* **Exercise task**:
Your job is to restate each entry word for word.

* **Task input**:
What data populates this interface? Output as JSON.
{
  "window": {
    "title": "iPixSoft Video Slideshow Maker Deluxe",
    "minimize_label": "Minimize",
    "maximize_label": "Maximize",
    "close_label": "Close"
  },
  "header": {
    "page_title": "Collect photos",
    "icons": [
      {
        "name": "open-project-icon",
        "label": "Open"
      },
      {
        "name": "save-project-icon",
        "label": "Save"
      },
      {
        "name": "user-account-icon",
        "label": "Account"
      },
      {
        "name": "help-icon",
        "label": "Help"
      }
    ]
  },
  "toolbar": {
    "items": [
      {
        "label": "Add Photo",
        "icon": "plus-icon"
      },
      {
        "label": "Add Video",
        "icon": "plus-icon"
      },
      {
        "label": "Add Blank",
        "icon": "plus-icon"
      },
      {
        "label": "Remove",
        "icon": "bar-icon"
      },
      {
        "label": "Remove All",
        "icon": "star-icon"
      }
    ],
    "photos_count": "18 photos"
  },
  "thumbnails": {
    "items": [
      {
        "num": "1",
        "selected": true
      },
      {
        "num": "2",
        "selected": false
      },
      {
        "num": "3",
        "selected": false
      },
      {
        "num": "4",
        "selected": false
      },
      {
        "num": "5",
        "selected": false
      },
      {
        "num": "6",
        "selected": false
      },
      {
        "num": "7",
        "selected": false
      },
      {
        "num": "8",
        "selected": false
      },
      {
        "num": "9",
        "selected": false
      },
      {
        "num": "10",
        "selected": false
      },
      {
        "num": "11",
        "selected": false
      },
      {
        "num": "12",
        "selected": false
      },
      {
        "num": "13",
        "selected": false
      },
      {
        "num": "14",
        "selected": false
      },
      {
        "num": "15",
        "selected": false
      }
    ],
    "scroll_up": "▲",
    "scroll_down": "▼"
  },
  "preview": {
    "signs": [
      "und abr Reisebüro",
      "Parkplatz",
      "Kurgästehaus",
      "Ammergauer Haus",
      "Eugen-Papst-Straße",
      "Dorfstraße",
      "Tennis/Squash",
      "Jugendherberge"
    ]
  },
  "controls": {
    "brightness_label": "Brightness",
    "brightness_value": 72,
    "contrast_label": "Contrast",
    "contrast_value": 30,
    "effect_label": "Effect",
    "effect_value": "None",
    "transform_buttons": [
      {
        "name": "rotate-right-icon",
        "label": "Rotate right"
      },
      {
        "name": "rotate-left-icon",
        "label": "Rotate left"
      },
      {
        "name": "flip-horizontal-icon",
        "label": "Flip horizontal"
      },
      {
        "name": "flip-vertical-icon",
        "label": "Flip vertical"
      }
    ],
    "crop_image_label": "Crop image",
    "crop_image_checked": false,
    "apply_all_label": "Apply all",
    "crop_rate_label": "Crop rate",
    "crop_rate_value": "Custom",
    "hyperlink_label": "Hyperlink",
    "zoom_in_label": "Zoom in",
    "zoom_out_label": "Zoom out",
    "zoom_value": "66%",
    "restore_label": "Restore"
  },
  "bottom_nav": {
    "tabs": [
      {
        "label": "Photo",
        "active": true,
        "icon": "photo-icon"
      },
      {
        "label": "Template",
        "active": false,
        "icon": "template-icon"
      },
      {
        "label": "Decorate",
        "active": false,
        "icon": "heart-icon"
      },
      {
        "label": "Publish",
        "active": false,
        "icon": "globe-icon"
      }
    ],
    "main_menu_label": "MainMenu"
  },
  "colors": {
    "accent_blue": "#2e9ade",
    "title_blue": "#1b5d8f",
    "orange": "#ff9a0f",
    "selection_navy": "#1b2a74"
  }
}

* **Answer to this exercise**:
What data populates this interface? Output as JSON.
{
  "window": {
    "title": "iPixSoft Video Slideshow Maker Deluxe",
    "minimize_label": "Minimize",
    "maximize_label": "Maximize",
    "close_label": "Close"
  },
  "header": {
    "page_title": "Collect photos",
    "icons": [
      {
        "name": "open-project-icon",
        "label": "Open"
      },
      {
        "name": "save-project-icon",
        "label": "Save"
      },
      {
        "name": "user-account-icon",
        "label": "Account"
      },
      {
        "name": "help-icon",
        "label": "Help"
      }
    ]
  },
  "toolbar": {
    "items": [
      {
        "label": "Add Photo",
        "icon": "plus-icon"
      },
      {
        "label": "Add Video",
        "icon": "plus-icon"
      },
      {
        "label": "Add Blank",
        "icon": "plus-icon"
      },
      {
        "label": "Remove",
        "icon": "bar-icon"
      },
      {
        "label": "Remove All",
        "icon": "star-icon"
      }
    ],
    "photos_count": "18 photos"
  },
  "thumbnails": {
    "items": [
      {
        "num": "1",
        "selected": true
      },
      {
        "num": "2",
        "selected": false
      },
      {
        "num": "3",
        "selected": false
      },
      {
        "num": "4",
        "selected": false
      },
      {
        "num": "5",
        "selected": false
      },
      {
        "num": "6",
        "selected": false
      },
      {
        "num": "7",
        "selected": false
      },
      {
        "num": "8",
        "selected": false
      },
      {
        "num": "9",
        "selected": false
      },
      {
        "num": "10",
        "selected": false
      },
      {
        "num": "11",
        "selected": false
      },
      {
        "num": "12",
        "selected": false
      },
      {
        "num": "13",
        "selected": false
      },
      {
        "num": "14",
        "selected": false
      },
      {
        "num": "15",
        "selected": false
      }
    ],
    "scroll_up": "▲",
    "scroll_down": "▼"
  },
  "preview": {
    "signs": [
      "und abr Reisebüro",
      "Parkplatz",
      "Kurgästehaus",
      "Ammergauer Haus",
      "Eugen-Papst-Straße",
      "Dorfstraße",
      "Tennis/Squash",
      "Jugendherberge"
    ]
  },
  "controls": {
    "brightness_label": "Brightness",
    "brightness_value": 72,
    "contrast_label": "Contrast",
    "contrast_value": 30,
    "effect_label": "Effect",
    "effect_value": "None",
    "transform_buttons": [
      {
        "name": "rotate-right-icon",
        "label": "Rotate right"
      },
      {
        "name": "rotate-left-icon",
        "label": "Rotate left"
      },
      {
        "name": "flip-horizontal-icon",
        "label": "Flip horizontal"
      },
      {
        "name": "flip-vertical-icon",
        "label": "Flip vertical"
      }
    ],
    "crop_image_label": "Crop image",
    "crop_image_checked": false,
    "apply_all_label": "Apply all",
    "crop_rate_label": "Crop rate",
    "crop_rate_value": "Custom",
    "hyperlink_label": "Hyperlink",
    "zoom_in_label": "Zoom in",
    "zoom_out_label": "Zoom out",
    "zoom_value": "66%",
    "restore_label": "Restore"
  },
  "bottom_nav": {
    "tabs": [
      {
        "label": "Photo",
        "active": true,
        "icon": "photo-icon"
      },
      {
        "label": "Template",
        "active": false,
        "icon": "template-icon"
      },
      {
        "label": "Decorate",
        "active": false,
        "icon": "heart-icon"
      },
      {
        "label": "Publish",
        "active": false,
        "icon": "globe-icon"
      }
    ],
    "main_menu_label": "MainMenu"
  },
  "colors": {
    "accent_blue": "#2e9ade",
    "title_blue": "#1b5d8f",
    "orange": "#ff9a0f",
    "selection_navy": "#1b2a74"
  }
}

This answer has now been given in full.